WHAT IS ASKED — All the data below goes into the copy word for word, but the pictures don't.

-=-=-=-=-

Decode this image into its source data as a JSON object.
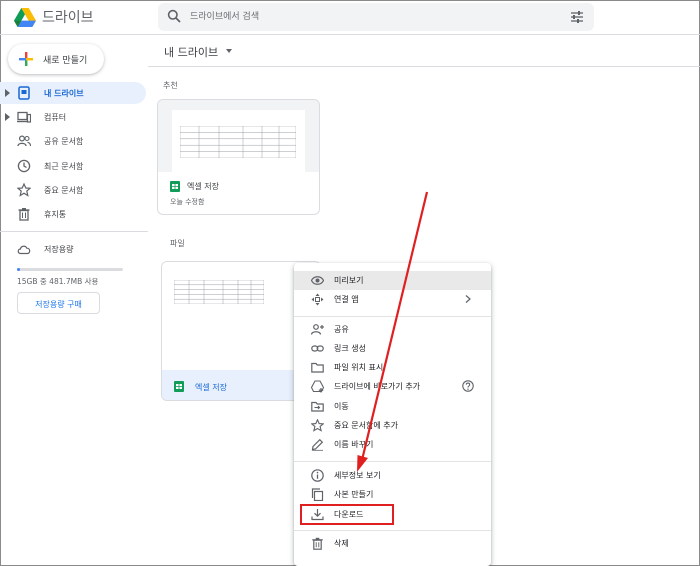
{
  "header": {
    "app_title": "드라이브",
    "search_placeholder": "드라이브에서 검색"
  },
  "sidebar": {
    "new_label": "새로 만들기",
    "items": [
      {
        "label": "내 드라이브",
        "icon": "my-drive-icon",
        "active": true,
        "expandable": true
      },
      {
        "label": "컴퓨터",
        "icon": "computer-icon",
        "active": false,
        "expandable": true
      },
      {
        "label": "공유 문서함",
        "icon": "shared-people-icon",
        "active": false,
        "expandable": false
      },
      {
        "label": "최근 문서함",
        "icon": "clock-icon",
        "active": false,
        "expandable": false
      },
      {
        "label": "중요 문서함",
        "icon": "star-icon",
        "active": false,
        "expandable": false
      },
      {
        "label": "휴지통",
        "icon": "trash-icon",
        "active": false,
        "expandable": false
      }
    ],
    "storage": {
      "label": "저장용량",
      "usage_text": "15GB 중 481.7MB 사용",
      "used_fraction": 0.03,
      "buy_label": "저장용량 구매"
    }
  },
  "main": {
    "title": "내 드라이브",
    "suggested_label": "추천",
    "files_label": "파일",
    "suggested_card": {
      "title": "엑셀 저장",
      "subtitle": "오늘 수정함"
    },
    "file_card": {
      "title": "엑셀 저장"
    }
  },
  "context_menu": {
    "groups": [
      [
        {
          "label": "미리보기",
          "icon": "eye-icon",
          "highlighted": true
        },
        {
          "label": "연결 앱",
          "icon": "open-with-icon",
          "submenu": true
        }
      ],
      [
        {
          "label": "공유",
          "icon": "person-add-icon"
        },
        {
          "label": "링크 생성",
          "icon": "link-icon"
        },
        {
          "label": "파일 위치 표시",
          "icon": "folder-icon"
        },
        {
          "label": "드라이브에 바로가기 추가",
          "icon": "drive-shortcut-icon",
          "help": true
        },
        {
          "label": "이동",
          "icon": "move-to-folder-icon"
        },
        {
          "label": "중요 문서함에 추가",
          "icon": "star-icon"
        },
        {
          "label": "이름 바꾸기",
          "icon": "pencil-icon"
        }
      ],
      [
        {
          "label": "세부정보 보기",
          "icon": "info-icon"
        },
        {
          "label": "사본 만들기",
          "icon": "copy-icon"
        },
        {
          "label": "다운로드",
          "icon": "download-icon"
        }
      ],
      [
        {
          "label": "삭제",
          "icon": "trash-icon"
        }
      ]
    ]
  },
  "annotation": {
    "highlight_color": "#e02020"
  },
  "colors": {
    "accent": "#1a73e8",
    "active_bg": "#e8f0fe",
    "sheets_green": "#0f9d58"
  }
}
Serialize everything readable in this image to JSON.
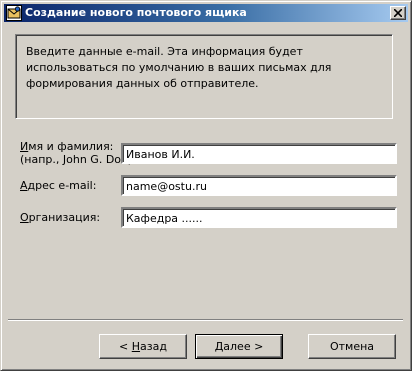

-=-=-=-=-

WRITTEN RESPONSE —
Decode this image into its source data as a JSON object.
{
  "header": {
    "app_title": "드라이브",
    "search_placeholder": "드라이브에서 검색"
  },
  "sidebar": {
    "new_label": "새로 만들기",
    "items": [
      {
        "label": "내 드라이브",
        "icon": "my-drive-icon",
        "active": true,
        "expandable": true
      },
      {
        "label": "컴퓨터",
        "icon": "computer-icon",
        "active": false,
        "expandable": true
      },
      {
        "label": "공유 문서함",
        "icon": "shared-people-icon",
        "active": false,
        "expandable": false
      },
      {
        "label": "최근 문서함",
        "icon": "clock-icon",
        "active": false,
        "expandable": false
      },
      {
        "label": "중요 문서함",
        "icon": "star-icon",
        "active": false,
        "expandable": false
      },
      {
        "label": "휴지통",
        "icon": "trash-icon",
        "active": false,
        "expandable": false
      }
    ],
    "storage": {
      "label": "저장용량",
      "usage_text": "15GB 중 481.7MB 사용",
      "used_fraction": 0.03,
      "buy_label": "저장용량 구매"
    }
  },
  "main": {
    "title": "내 드라이브",
    "suggested_label": "추천",
    "files_label": "파일",
    "suggested_card": {
      "title": "엑셀 저장",
      "subtitle": "오늘 수정함"
    },
    "file_card": {
      "title": "엑셀 저장"
    }
  },
  "context_menu": {
    "groups": [
      [
        {
          "label": "미리보기",
          "icon": "eye-icon",
          "highlighted": true
        },
        {
          "label": "연결 앱",
          "icon": "open-with-icon",
          "submenu": true
        }
      ],
      [
        {
          "label": "공유",
          "icon": "person-add-icon"
        },
        {
          "label": "링크 생성",
          "icon": "link-icon"
        },
        {
          "label": "파일 위치 표시",
          "icon": "folder-icon"
        },
        {
          "label": "드라이브에 바로가기 추가",
          "icon": "drive-shortcut-icon",
          "help": true
        },
        {
          "label": "이동",
          "icon": "move-to-folder-icon"
        },
        {
          "label": "중요 문서함에 추가",
          "icon": "star-icon"
        },
        {
          "label": "이름 바꾸기",
          "icon": "pencil-icon"
        }
      ],
      [
        {
          "label": "세부정보 보기",
          "icon": "info-icon"
        },
        {
          "label": "사본 만들기",
          "icon": "copy-icon"
        },
        {
          "label": "다운로드",
          "icon": "download-icon"
        }
      ],
      [
        {
          "label": "삭제",
          "icon": "trash-icon"
        }
      ]
    ]
  },
  "annotation": {
    "highlight_color": "#e02020"
  },
  "colors": {
    "accent": "#1a73e8",
    "active_bg": "#e8f0fe",
    "sheets_green": "#0f9d58"
  }
}
Serialize everything readable in this image to JSON.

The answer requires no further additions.